### [TASK REQUIREMENTS]
Take each line that has the word "recuperados" and return it.

[begin SUPPLIED DATA]

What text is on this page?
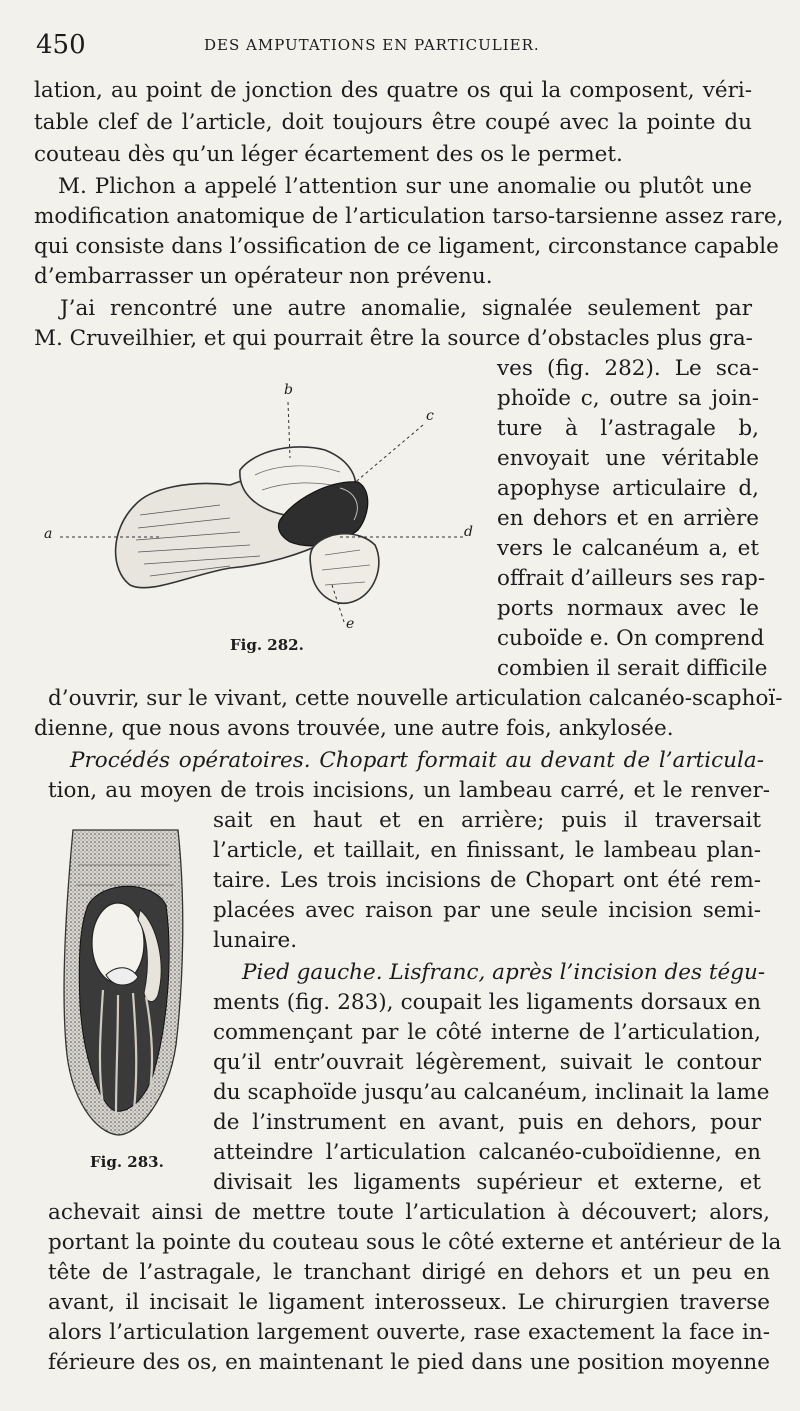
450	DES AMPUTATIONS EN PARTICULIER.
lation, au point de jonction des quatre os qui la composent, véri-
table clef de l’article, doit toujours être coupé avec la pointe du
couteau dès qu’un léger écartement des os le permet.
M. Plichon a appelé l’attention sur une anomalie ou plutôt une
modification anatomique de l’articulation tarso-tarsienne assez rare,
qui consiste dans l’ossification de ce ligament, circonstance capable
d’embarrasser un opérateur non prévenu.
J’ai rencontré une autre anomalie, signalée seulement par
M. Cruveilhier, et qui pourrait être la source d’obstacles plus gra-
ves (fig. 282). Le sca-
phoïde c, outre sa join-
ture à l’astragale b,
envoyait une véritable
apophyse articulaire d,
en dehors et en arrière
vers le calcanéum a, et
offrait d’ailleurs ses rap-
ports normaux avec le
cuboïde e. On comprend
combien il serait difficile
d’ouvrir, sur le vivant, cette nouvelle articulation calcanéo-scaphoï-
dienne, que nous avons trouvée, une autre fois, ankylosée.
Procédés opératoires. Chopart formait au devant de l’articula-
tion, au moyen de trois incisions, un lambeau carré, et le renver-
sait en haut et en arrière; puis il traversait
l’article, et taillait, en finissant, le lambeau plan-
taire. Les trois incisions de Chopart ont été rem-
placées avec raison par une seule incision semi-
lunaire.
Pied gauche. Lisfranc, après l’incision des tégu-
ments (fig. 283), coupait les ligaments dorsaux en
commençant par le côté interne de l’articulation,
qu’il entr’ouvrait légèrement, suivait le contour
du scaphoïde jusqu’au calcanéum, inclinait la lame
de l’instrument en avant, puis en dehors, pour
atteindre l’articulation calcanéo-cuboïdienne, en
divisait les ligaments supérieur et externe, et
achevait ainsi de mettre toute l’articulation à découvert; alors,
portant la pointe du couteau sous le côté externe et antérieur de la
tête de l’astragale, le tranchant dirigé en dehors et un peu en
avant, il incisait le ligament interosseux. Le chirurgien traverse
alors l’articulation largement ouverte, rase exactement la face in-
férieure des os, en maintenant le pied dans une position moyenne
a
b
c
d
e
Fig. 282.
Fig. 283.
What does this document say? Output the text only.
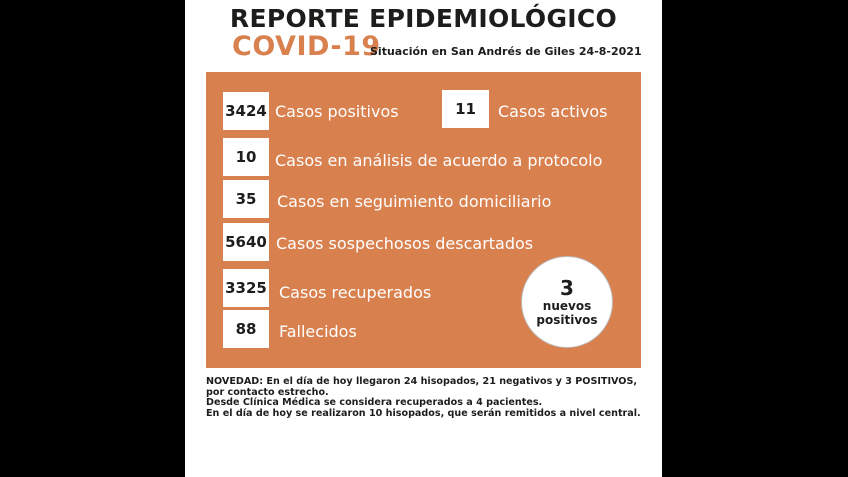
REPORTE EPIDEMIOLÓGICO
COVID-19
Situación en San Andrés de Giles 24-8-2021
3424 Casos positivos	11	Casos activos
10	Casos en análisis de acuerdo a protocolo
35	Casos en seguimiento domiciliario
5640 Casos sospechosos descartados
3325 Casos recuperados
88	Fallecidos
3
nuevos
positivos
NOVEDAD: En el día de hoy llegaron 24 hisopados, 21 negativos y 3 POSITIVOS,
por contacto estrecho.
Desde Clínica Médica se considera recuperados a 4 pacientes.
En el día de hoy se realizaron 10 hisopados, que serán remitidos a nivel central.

[end SUPPLIED DATA]

### [COMPLETE ANSWER]
3325 Casos recuperados
Desde Clínica Médica se considera recuperados a 4 pacientes.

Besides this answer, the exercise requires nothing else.